## BRIEF
Write the number of lines holding the word "fiscales", and nothing else.

## PROVIDED MATERIAL
"""
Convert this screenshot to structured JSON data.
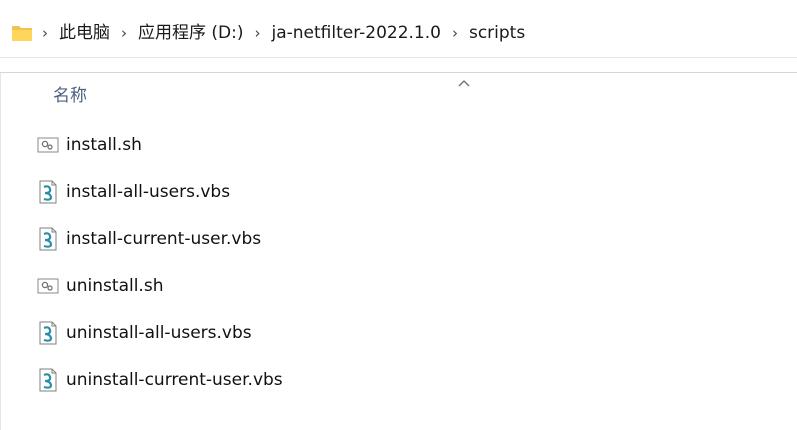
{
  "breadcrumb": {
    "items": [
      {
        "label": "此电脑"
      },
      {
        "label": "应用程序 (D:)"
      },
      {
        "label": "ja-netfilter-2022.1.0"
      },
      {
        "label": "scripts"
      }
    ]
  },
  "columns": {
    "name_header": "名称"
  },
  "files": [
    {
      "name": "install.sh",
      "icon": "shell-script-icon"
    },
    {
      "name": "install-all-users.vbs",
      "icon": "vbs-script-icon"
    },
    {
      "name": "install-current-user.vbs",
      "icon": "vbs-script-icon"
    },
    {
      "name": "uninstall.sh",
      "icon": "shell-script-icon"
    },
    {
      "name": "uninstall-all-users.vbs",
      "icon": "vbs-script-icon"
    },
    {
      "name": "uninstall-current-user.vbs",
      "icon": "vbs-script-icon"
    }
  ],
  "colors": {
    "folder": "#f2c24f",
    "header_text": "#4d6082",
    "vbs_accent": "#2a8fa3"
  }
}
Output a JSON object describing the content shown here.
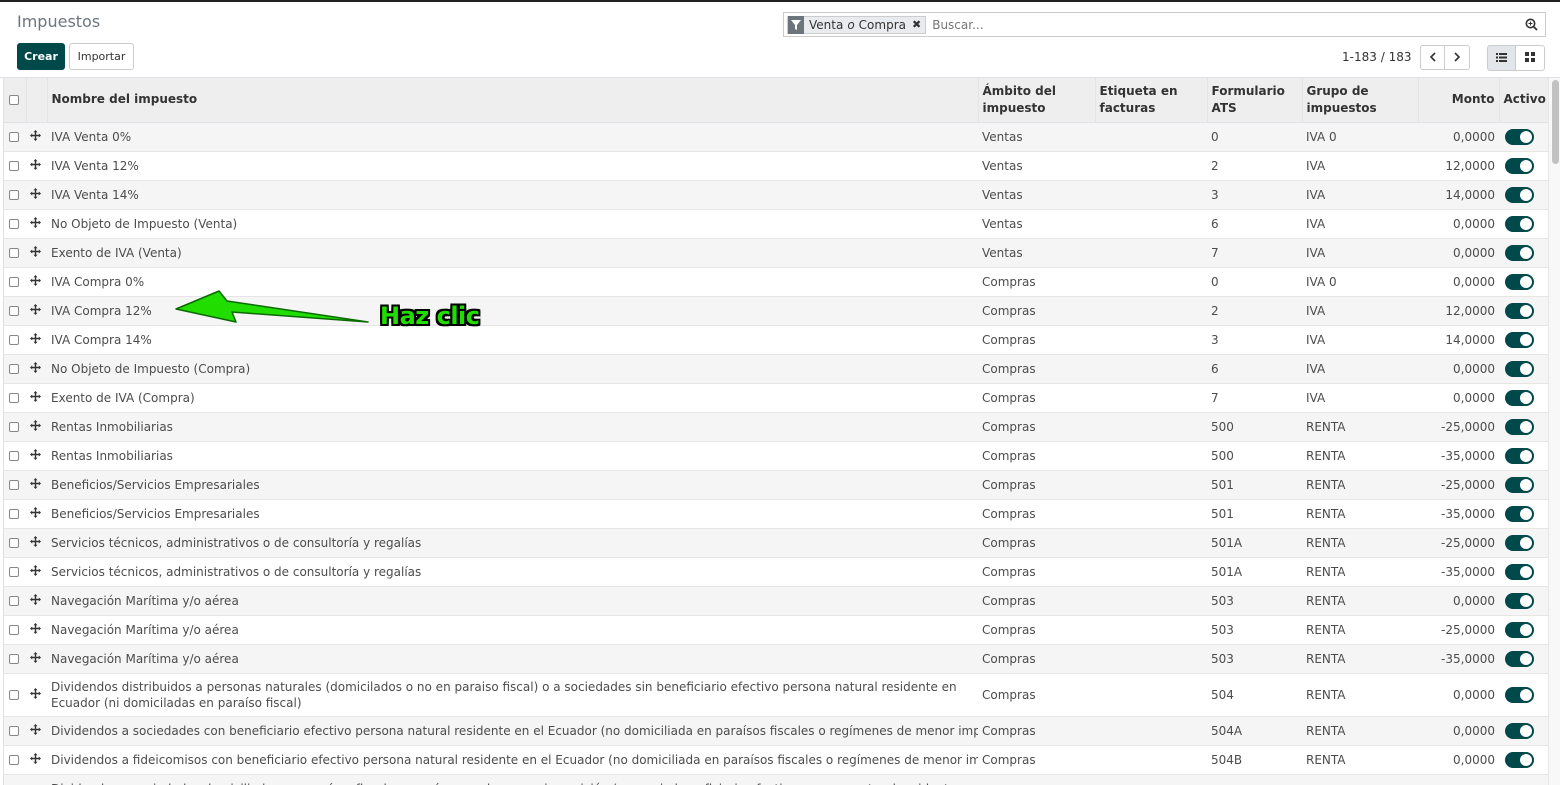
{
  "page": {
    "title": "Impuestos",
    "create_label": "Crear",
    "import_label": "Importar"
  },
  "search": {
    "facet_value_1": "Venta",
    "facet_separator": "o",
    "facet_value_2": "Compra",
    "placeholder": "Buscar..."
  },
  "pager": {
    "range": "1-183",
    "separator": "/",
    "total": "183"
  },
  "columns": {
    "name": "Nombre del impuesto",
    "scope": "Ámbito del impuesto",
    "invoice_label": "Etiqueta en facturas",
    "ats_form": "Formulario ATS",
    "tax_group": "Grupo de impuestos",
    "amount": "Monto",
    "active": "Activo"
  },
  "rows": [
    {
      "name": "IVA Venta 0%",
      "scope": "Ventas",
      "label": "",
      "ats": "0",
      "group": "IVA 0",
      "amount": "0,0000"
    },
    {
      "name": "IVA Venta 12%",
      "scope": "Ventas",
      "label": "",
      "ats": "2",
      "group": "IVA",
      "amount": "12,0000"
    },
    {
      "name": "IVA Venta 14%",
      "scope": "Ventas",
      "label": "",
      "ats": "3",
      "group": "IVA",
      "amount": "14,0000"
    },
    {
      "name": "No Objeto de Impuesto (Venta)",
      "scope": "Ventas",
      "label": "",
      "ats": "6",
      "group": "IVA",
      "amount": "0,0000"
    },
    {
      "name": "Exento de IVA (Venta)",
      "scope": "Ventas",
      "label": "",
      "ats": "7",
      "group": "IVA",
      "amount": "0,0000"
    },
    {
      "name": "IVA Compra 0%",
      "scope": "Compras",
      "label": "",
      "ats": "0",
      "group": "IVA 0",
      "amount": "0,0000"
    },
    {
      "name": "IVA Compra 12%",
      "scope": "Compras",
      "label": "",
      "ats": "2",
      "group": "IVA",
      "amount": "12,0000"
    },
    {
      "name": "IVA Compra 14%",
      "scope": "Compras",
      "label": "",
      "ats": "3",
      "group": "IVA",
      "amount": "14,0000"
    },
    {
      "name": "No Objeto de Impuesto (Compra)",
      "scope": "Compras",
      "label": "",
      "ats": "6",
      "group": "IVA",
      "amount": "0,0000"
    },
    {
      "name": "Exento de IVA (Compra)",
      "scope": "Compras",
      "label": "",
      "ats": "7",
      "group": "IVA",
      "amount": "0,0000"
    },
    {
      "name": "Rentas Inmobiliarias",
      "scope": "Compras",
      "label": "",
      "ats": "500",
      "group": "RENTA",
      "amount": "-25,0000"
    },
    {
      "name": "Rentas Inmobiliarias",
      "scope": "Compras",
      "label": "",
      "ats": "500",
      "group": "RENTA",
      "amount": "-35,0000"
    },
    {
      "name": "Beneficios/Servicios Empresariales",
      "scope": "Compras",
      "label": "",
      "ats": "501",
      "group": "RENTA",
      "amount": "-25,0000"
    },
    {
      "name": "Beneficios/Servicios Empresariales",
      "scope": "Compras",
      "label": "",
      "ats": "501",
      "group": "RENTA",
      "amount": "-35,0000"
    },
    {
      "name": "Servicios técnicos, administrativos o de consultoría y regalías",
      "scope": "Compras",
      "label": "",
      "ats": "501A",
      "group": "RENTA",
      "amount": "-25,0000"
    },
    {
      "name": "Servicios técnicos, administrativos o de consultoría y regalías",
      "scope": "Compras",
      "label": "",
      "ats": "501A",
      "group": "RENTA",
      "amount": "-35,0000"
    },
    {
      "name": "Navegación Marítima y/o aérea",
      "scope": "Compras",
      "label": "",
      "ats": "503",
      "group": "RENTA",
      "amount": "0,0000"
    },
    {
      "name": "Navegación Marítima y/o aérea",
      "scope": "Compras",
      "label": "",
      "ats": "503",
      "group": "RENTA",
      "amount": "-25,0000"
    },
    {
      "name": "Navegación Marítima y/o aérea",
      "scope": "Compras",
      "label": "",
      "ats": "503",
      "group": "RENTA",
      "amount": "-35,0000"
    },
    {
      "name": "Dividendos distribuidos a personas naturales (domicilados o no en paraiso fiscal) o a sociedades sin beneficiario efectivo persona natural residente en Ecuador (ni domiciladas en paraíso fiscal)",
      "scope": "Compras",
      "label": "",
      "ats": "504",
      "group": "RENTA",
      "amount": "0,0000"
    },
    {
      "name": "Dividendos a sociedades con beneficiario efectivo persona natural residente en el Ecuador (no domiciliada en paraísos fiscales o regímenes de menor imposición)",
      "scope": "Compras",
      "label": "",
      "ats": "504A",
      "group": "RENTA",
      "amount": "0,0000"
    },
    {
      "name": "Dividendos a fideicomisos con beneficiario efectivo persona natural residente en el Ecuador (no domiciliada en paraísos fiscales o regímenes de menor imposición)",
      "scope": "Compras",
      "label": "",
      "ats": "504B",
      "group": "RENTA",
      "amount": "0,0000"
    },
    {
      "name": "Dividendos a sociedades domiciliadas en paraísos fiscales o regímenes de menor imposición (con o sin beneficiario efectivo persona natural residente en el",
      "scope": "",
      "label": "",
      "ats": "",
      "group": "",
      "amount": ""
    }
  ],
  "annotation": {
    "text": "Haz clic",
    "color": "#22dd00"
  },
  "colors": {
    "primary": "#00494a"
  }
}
"""
## FINAL RESULT
3